------ Material supplied

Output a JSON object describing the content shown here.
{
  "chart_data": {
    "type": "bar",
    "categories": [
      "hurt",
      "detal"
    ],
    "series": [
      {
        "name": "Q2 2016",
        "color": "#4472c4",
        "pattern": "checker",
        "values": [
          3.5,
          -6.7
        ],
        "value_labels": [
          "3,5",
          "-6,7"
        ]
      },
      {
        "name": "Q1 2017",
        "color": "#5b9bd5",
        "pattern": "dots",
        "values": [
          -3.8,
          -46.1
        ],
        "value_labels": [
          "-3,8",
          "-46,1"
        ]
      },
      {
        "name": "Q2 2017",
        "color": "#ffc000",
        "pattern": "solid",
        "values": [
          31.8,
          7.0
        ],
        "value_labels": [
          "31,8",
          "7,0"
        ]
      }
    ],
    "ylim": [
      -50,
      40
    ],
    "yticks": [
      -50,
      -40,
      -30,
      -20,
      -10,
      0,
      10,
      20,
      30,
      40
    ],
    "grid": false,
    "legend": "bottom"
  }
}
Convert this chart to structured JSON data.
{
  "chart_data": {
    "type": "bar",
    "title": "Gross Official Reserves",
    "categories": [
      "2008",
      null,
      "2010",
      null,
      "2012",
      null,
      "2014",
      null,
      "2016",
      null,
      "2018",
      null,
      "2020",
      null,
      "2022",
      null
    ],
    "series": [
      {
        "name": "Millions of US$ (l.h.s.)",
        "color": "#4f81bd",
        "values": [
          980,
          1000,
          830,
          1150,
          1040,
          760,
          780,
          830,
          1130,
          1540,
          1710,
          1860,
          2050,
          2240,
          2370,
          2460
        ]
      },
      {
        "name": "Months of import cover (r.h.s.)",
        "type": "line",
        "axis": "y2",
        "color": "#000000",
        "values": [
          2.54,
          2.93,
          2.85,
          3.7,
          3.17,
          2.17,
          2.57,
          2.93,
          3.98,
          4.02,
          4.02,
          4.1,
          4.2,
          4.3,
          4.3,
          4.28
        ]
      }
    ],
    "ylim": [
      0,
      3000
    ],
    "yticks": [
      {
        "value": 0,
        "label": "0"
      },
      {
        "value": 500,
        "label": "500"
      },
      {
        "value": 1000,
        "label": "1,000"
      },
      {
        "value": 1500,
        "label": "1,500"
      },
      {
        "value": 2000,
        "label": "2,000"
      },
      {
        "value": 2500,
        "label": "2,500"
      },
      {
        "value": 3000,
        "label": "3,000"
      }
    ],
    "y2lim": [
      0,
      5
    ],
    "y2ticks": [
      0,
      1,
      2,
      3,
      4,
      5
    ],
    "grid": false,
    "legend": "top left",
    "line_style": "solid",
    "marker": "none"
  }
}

------------

§ **Given instruction**
Repeat the records above exactly.

§ **Written reply**
Output a JSON object describing the content shown here.
{
  "chart_data": {
    "type": "bar",
    "categories": [
      "hurt",
      "detal"
    ],
    "series": [
      {
        "name": "Q2 2016",
        "color": "#4472c4",
        "pattern": "checker",
        "values": [
          3.5,
          -6.7
        ],
        "value_labels": [
          "3,5",
          "-6,7"
        ]
      },
      {
        "name": "Q1 2017",
        "color": "#5b9bd5",
        "pattern": "dots",
        "values": [
          -3.8,
          -46.1
        ],
        "value_labels": [
          "-3,8",
          "-46,1"
        ]
      },
      {
        "name": "Q2 2017",
        "color": "#ffc000",
        "pattern": "solid",
        "values": [
          31.8,
          7.0
        ],
        "value_labels": [
          "31,8",
          "7,0"
        ]
      }
    ],
    "ylim": [
      -50,
      40
    ],
    "yticks": [
      -50,
      -40,
      -30,
      -20,
      -10,
      0,
      10,
      20,
      30,
      40
    ],
    "grid": false,
    "legend": "bottom"
  }
}
Convert this chart to structured JSON data.
{
  "chart_data": {
    "type": "bar",
    "title": "Gross Official Reserves",
    "categories": [
      "2008",
      null,
      "2010",
      null,
      "2012",
      null,
      "2014",
      null,
      "2016",
      null,
      "2018",
      null,
      "2020",
      null,
      "2022",
      null
    ],
    "series": [
      {
        "name": "Millions of US$ (l.h.s.)",
        "color": "#4f81bd",
        "values": [
          980,
          1000,
          830,
          1150,
          1040,
          760,
          780,
          830,
          1130,
          1540,
          1710,
          1860,
          2050,
          2240,
          2370,
          2460
        ]
      },
      {
        "name": "Months of import cover (r.h.s.)",
        "type": "line",
        "axis": "y2",
        "color": "#000000",
        "values": [
          2.54,
          2.93,
          2.85,
          3.7,
          3.17,
          2.17,
          2.57,
          2.93,
          3.98,
          4.02,
          4.02,
          4.1,
          4.2,
          4.3,
          4.3,
          4.28
        ]
      }
    ],
    "ylim": [
      0,
      3000
    ],
    "yticks": [
      {
        "value": 0,
        "label": "0"
      },
      {
        "value": 500,
        "label": "500"
      },
      {
        "value": 1000,
        "label": "1,000"
      },
      {
        "value": 1500,
        "label": "1,500"
      },
      {
        "value": 2000,
        "label": "2,000"
      },
      {
        "value": 2500,
        "label": "2,500"
      },
      {
        "value": 3000,
        "label": "3,000"
      }
    ],
    "y2lim": [
      0,
      5
    ],
    "y2ticks": [
      0,
      1,
      2,
      3,
      4,
      5
    ],
    "grid": false,
    "legend": "top left",
    "line_style": "solid",
    "marker": "none"
  }
}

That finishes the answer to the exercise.